● Aim of the task
Show all lines from the listing below that contain "JSON".

● Task data

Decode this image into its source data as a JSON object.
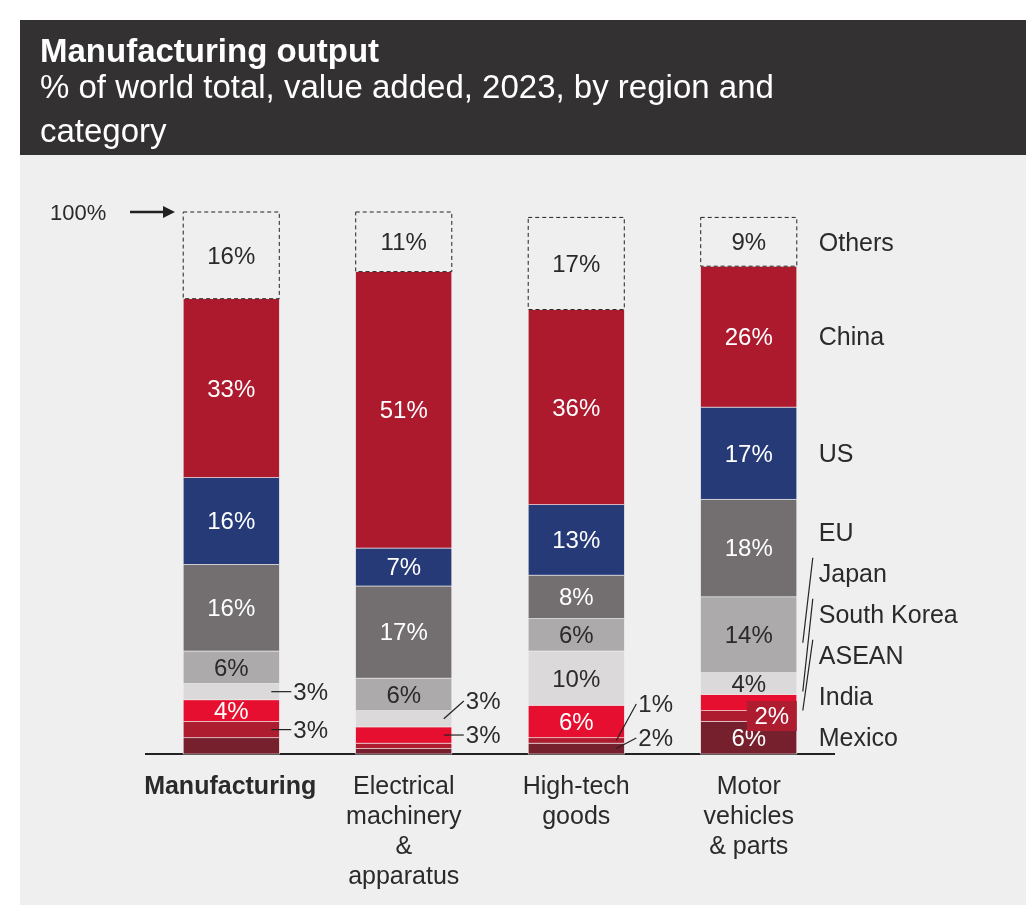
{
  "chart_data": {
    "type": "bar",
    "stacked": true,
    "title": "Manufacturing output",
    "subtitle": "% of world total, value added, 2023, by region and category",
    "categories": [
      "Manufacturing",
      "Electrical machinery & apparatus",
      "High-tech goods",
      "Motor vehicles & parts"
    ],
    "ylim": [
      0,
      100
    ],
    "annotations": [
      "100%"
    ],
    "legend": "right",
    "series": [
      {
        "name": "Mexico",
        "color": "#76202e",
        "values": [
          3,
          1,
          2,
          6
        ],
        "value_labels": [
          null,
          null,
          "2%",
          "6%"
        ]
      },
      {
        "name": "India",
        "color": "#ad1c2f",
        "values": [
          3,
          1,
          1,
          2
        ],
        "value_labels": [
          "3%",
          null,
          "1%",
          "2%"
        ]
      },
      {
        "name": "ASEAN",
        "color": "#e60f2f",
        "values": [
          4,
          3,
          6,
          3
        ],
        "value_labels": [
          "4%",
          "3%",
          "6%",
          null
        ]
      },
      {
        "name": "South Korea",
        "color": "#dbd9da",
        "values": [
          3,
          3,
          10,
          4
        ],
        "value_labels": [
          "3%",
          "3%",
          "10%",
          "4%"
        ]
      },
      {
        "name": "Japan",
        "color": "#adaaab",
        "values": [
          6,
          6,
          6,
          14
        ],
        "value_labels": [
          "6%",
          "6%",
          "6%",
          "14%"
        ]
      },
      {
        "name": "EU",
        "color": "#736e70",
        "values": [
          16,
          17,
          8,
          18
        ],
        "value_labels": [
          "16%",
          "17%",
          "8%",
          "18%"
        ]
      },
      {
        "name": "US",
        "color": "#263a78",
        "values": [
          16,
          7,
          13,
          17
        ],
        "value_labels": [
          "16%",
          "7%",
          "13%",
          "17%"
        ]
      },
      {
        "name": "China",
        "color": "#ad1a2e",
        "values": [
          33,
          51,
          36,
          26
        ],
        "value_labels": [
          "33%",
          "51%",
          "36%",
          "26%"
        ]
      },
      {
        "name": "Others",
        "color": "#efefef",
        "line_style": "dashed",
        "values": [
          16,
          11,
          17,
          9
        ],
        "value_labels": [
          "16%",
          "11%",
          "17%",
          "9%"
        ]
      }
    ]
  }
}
--
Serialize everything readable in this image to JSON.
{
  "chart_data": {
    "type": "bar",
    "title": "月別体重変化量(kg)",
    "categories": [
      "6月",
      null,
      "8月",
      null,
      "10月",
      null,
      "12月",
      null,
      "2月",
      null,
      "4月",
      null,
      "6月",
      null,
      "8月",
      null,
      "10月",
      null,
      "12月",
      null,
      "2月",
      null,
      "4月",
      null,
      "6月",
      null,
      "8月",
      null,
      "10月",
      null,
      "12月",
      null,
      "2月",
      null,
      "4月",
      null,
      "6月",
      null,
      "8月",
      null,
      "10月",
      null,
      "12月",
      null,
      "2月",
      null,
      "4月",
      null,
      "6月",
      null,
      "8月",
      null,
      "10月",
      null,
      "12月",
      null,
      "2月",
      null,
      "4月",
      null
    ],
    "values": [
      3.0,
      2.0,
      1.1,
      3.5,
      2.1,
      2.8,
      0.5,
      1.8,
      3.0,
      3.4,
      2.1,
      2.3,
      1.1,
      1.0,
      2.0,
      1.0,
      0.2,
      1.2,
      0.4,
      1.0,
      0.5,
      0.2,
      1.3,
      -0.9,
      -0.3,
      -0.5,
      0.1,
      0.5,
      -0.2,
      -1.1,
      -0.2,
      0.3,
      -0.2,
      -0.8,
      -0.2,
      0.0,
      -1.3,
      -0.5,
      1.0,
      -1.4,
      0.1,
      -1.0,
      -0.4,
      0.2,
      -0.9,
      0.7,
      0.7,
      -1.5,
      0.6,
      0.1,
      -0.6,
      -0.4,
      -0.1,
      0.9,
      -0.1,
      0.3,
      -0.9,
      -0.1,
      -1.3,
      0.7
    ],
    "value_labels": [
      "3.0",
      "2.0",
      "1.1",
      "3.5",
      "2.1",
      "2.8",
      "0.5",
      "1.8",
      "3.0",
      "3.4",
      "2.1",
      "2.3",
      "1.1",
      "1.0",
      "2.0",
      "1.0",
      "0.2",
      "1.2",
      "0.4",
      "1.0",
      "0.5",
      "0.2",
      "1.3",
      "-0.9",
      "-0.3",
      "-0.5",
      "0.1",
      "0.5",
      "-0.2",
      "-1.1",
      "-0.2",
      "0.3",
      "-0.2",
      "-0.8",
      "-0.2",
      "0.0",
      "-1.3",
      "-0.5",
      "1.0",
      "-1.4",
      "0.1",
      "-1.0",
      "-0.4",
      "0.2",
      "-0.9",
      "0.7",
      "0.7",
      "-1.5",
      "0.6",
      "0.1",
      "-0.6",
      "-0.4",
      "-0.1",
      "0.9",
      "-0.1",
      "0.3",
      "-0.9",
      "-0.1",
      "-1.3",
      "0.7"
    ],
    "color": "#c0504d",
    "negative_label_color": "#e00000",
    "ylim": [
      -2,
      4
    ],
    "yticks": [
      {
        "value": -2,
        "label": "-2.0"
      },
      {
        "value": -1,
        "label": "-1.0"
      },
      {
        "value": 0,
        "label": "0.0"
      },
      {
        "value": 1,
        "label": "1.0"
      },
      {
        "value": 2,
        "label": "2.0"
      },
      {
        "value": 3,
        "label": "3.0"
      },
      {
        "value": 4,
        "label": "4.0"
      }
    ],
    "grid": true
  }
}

● Reply
Decode this image into its source data as a JSON object.
Serialize everything readable in this image to JSON.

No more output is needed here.